→ TASK TO COMPLETE
Output the material below in its entirety, exactly as given.

### TASK INPUTS ###

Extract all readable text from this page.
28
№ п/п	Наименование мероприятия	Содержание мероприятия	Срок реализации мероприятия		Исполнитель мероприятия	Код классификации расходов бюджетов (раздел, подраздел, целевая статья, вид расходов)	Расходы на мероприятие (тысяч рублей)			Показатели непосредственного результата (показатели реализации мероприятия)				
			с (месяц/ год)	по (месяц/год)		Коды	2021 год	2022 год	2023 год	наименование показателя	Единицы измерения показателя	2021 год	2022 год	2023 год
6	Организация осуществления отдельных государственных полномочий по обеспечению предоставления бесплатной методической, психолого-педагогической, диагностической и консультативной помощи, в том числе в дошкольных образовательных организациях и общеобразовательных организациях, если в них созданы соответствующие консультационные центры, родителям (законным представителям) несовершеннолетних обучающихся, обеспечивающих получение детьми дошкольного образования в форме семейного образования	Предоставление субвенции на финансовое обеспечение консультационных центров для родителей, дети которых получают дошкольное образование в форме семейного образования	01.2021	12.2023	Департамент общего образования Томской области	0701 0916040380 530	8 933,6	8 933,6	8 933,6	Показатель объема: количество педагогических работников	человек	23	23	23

###

→ ANSWER FOR THIS EXERCISE
Extract all readable text from this page.
28
№ п/п	Наименование мероприятия	Содержание мероприятия	Срок реализации мероприятия		Исполнитель мероприятия	Код классификации расходов бюджетов (раздел, подраздел, целевая статья, вид расходов)	Расходы на мероприятие (тысяч рублей)			Показатели непосредственного результата (показатели реализации мероприятия)				
			с (месяц/ год)	по (месяц/год)		Коды	2021 год	2022 год	2023 год	наименование показателя	Единицы измерения показателя	2021 год	2022 год	2023 год
6	Организация осуществления отдельных государственных полномочий по обеспечению предоставления бесплатной методической, психолого-педагогической, диагностической и консультативной помощи, в том числе в дошкольных образовательных организациях и общеобразовательных организациях, если в них созданы соответствующие консультационные центры, родителям (законным представителям) несовершеннолетних обучающихся, обеспечивающих получение детьми дошкольного образования в форме семейного образования	Предоставление субвенции на финансовое обеспечение консультационных центров для родителей, дети которых получают дошкольное образование в форме семейного образования	01.2021	12.2023	Департамент общего образования Томской области	0701 0916040380 530	8 933,6	8 933,6	8 933,6	Показатель объема: количество педагогических работников	человек	23	23	23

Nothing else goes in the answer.